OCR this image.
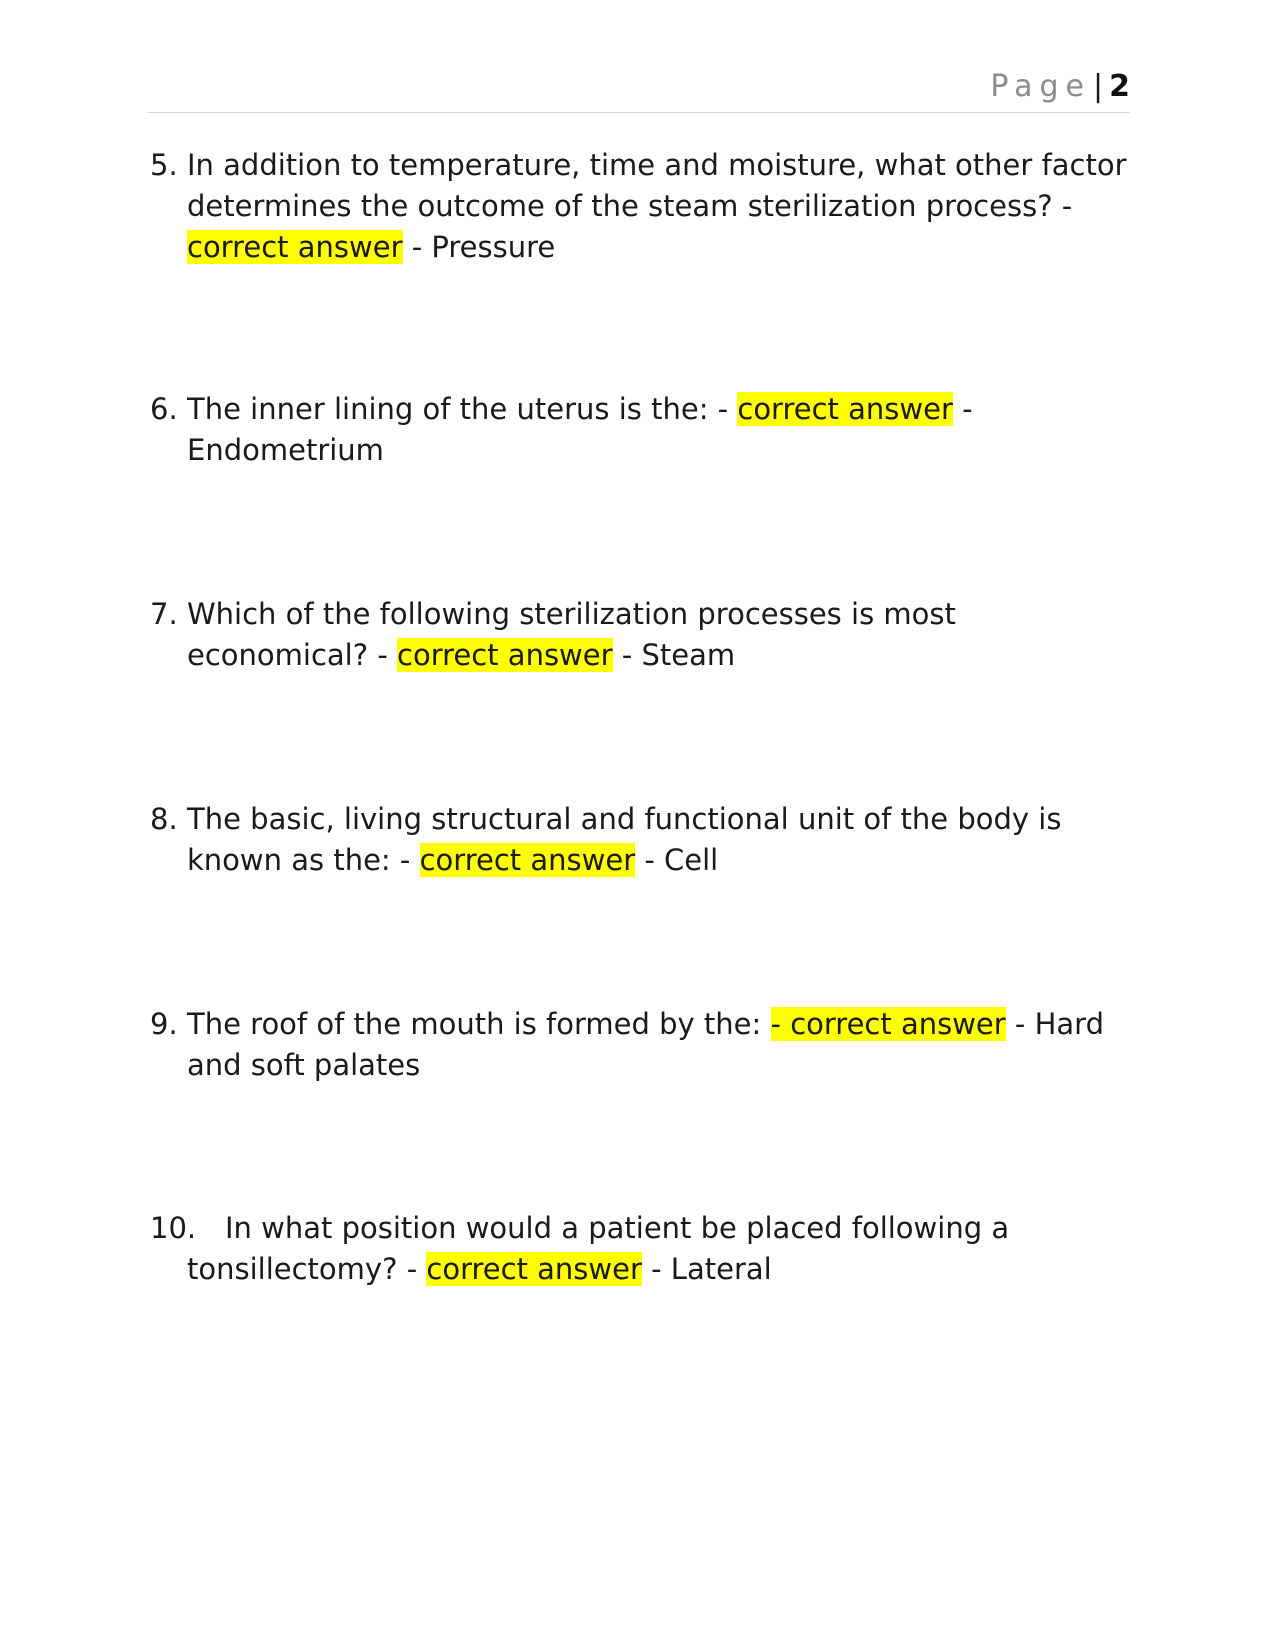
Page| 2
5. In addition to temperature, time and moisture, what other factor determines the outcome of the steam sterilization process? - correct answer - Pressure
6. The inner lining of the uterus is the: - correct answer - Endometrium
7. Which of the following sterilization processes is most economical? - correct answer - Steam
8. The basic, living structural and functional unit of the body is known as the: - correct answer - Cell
9. The roof of the mouth is formed by the: - correct answer - Hard and soft palates
10. In what position would a patient be placed following a tonsillectomy? - correct answer - Lateral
========
▶ _What this task involves_
Lines containing "answer" are to be counted. State the total and add nothing.

▶ _Solved exercise_
6